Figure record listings

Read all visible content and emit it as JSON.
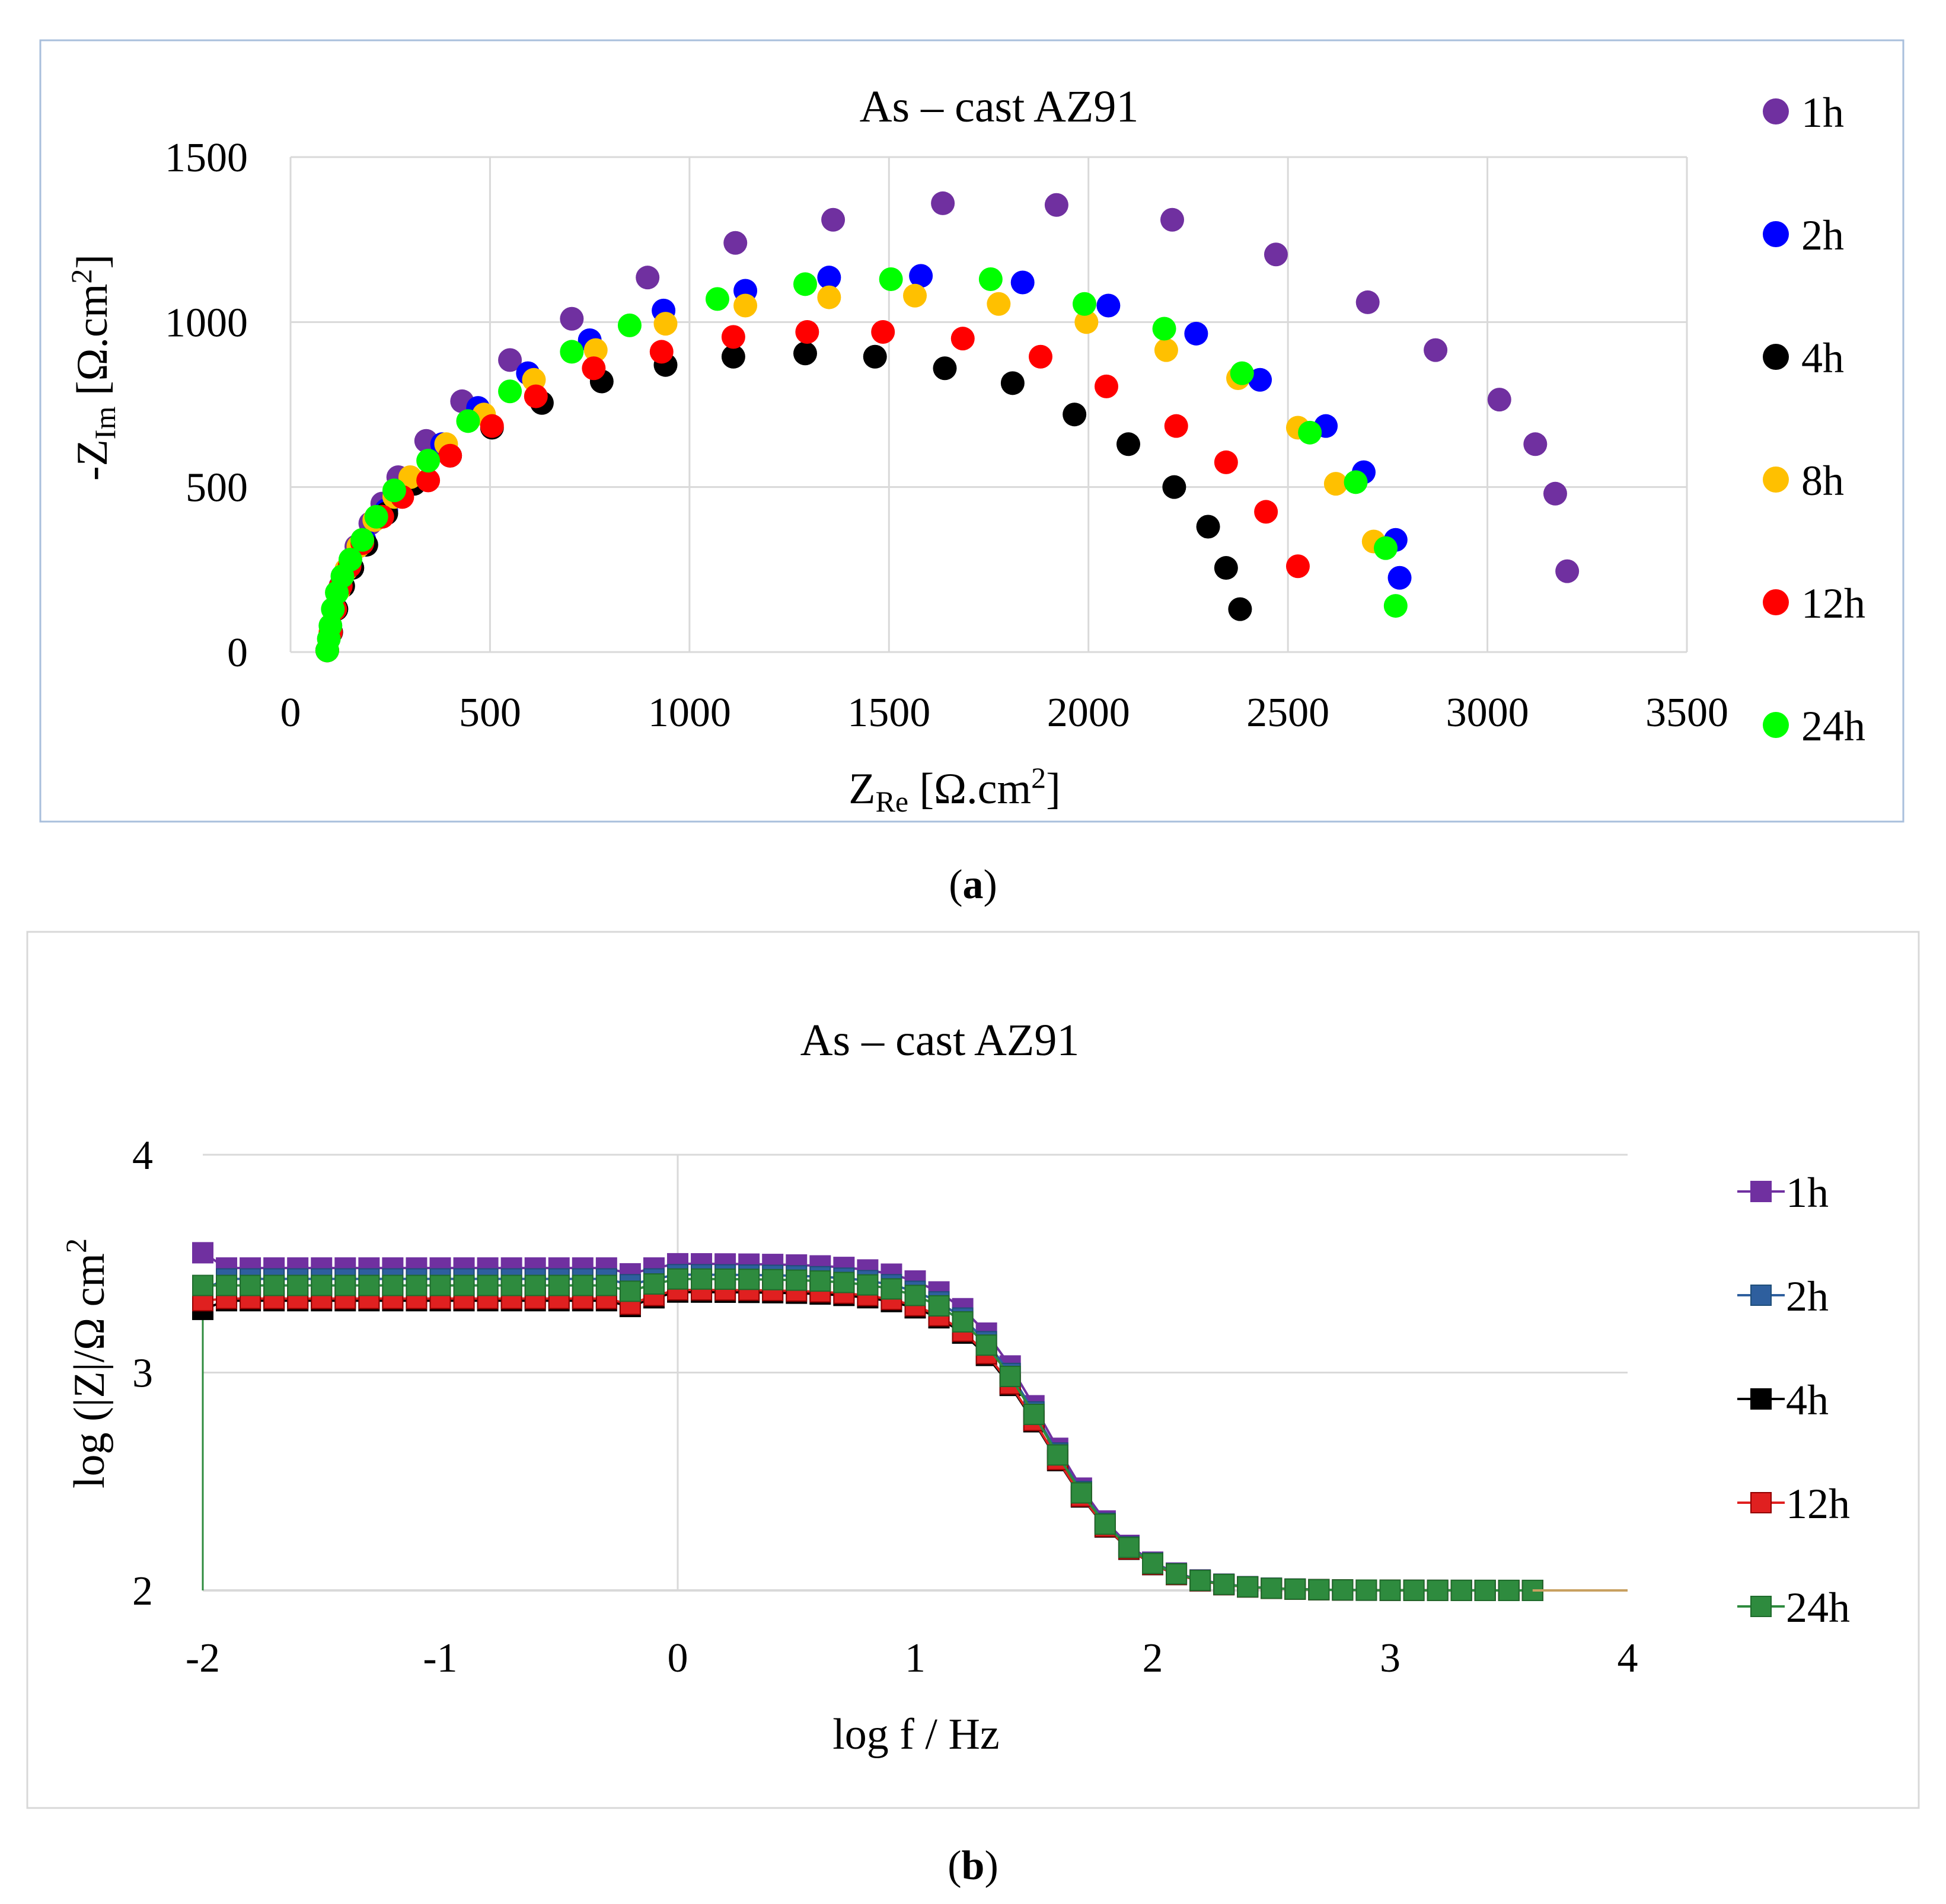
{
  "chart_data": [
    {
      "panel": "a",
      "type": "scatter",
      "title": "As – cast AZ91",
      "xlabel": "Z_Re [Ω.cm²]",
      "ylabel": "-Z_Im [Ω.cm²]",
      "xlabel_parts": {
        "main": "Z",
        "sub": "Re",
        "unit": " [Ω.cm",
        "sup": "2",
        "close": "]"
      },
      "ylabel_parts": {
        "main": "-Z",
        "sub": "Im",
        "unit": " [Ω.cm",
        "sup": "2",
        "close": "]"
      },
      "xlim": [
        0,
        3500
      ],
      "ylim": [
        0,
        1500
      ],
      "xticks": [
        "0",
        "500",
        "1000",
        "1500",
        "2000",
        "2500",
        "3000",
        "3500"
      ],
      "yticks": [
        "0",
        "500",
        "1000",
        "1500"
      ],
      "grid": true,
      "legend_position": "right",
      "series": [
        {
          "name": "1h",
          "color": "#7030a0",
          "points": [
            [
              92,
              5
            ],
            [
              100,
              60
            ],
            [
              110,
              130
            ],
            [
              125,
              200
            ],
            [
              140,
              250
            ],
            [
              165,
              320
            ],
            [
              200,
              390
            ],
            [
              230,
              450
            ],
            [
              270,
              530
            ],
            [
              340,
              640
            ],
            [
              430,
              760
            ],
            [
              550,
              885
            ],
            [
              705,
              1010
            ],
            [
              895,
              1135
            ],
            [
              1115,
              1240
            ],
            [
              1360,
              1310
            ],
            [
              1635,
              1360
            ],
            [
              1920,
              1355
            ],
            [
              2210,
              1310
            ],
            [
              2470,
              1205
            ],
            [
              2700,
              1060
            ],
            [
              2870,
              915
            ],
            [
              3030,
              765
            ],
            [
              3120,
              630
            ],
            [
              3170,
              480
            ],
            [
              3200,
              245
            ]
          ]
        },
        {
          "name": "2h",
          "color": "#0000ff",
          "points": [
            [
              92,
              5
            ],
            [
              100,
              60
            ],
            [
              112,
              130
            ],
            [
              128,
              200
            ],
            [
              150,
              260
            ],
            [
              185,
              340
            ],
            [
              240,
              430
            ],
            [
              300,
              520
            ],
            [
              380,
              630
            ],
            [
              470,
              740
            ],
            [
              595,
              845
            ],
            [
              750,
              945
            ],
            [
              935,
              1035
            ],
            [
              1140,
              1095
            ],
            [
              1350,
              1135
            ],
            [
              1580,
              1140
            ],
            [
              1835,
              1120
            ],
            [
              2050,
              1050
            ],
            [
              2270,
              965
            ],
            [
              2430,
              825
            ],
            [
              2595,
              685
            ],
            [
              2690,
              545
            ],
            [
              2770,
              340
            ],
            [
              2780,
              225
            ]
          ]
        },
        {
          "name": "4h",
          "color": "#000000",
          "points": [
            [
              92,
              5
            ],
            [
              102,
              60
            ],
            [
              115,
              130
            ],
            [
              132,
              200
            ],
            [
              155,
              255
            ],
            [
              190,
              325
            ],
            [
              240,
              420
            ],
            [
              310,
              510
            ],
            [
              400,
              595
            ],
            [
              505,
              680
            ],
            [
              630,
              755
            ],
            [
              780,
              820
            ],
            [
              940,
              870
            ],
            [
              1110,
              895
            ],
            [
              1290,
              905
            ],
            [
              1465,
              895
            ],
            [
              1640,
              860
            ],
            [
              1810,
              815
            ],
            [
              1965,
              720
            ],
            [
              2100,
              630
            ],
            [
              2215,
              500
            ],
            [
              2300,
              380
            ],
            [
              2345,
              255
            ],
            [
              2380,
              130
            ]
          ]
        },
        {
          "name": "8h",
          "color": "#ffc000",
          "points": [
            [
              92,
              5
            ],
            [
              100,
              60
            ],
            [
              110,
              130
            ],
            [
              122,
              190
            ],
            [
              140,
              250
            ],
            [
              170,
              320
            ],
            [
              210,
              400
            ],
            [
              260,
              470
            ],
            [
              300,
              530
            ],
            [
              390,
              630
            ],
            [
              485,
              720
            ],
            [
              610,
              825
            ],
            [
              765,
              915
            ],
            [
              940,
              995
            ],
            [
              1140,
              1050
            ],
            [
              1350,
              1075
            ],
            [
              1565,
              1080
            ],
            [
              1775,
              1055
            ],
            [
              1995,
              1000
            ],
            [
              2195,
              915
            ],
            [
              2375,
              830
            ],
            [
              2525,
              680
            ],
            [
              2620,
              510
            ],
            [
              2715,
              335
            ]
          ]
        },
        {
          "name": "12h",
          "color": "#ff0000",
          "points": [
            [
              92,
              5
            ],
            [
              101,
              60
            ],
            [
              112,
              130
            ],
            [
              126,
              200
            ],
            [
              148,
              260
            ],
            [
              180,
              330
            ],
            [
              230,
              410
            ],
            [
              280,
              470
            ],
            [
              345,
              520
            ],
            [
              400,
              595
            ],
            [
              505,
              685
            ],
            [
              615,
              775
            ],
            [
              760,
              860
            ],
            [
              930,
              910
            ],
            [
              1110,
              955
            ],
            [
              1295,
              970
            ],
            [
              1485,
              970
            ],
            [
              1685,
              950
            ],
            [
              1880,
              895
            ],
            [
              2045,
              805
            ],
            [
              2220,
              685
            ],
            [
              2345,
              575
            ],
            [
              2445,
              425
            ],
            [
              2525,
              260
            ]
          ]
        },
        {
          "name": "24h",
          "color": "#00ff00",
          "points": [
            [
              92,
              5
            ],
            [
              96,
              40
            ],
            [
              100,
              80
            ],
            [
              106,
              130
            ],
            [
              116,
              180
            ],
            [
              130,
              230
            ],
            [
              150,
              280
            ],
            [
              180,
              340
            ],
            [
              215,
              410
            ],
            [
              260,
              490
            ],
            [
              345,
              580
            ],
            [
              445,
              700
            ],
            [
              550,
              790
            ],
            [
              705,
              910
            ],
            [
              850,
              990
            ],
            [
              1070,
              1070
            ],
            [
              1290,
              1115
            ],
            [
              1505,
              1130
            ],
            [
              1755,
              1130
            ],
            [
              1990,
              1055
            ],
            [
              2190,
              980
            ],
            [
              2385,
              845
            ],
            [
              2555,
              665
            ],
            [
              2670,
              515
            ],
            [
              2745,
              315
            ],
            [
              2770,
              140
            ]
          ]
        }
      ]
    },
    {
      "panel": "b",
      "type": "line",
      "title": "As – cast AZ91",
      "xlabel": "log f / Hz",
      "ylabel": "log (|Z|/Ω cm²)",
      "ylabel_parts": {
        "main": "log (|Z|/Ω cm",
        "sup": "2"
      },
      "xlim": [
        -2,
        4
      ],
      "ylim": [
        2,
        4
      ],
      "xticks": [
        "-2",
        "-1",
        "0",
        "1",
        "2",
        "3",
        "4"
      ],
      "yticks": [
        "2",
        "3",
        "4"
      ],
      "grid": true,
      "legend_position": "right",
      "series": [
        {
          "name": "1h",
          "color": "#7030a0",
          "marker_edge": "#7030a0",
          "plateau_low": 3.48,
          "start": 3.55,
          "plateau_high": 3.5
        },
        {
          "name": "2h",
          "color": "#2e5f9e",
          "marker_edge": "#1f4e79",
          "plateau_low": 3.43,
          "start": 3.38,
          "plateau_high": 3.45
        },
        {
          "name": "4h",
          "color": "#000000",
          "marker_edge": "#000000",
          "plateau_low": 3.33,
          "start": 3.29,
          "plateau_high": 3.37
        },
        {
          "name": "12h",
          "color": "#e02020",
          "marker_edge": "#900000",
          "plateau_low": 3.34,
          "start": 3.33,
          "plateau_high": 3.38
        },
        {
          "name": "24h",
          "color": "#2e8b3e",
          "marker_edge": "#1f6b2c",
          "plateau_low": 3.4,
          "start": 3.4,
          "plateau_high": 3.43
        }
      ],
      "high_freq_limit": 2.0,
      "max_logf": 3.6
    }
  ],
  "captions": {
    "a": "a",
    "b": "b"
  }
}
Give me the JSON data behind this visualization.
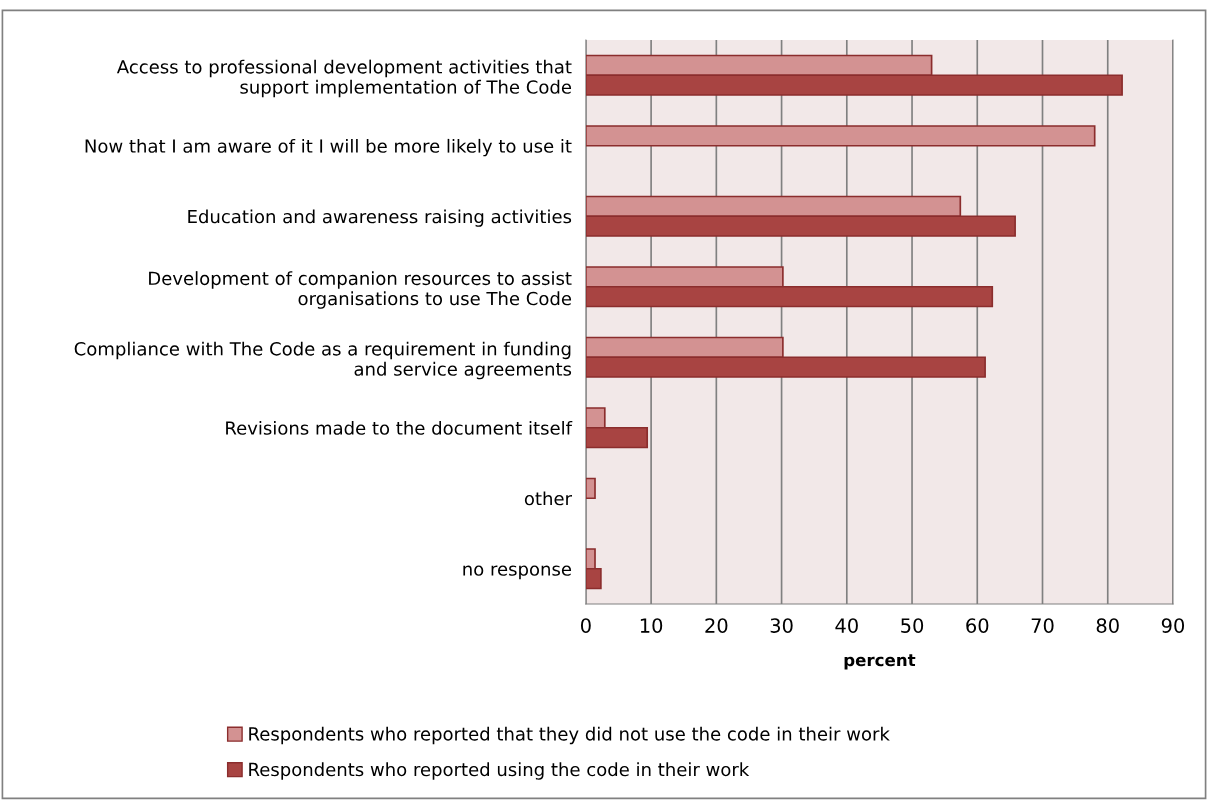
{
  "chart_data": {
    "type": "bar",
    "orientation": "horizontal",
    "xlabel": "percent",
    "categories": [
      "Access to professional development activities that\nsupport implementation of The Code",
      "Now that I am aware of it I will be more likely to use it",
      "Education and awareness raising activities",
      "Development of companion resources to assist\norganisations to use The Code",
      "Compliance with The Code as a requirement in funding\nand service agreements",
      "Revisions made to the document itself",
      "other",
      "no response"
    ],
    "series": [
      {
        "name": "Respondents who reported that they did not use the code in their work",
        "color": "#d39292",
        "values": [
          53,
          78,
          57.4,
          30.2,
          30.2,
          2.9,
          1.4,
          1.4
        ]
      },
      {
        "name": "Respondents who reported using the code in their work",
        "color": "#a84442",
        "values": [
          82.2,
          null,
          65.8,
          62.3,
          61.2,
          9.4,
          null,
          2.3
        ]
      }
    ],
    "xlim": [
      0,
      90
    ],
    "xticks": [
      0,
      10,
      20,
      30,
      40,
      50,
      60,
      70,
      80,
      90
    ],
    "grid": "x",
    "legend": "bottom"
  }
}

Task directions:
From the entries above, copy each line holding "that".

Solution to the exercise:
      "Access to professional development activities that\nsupport implementation of The Code",
      "Now that I am aware of it I will be more likely to use it",
        "name": "Respondents who reported that they did not use the code in their work",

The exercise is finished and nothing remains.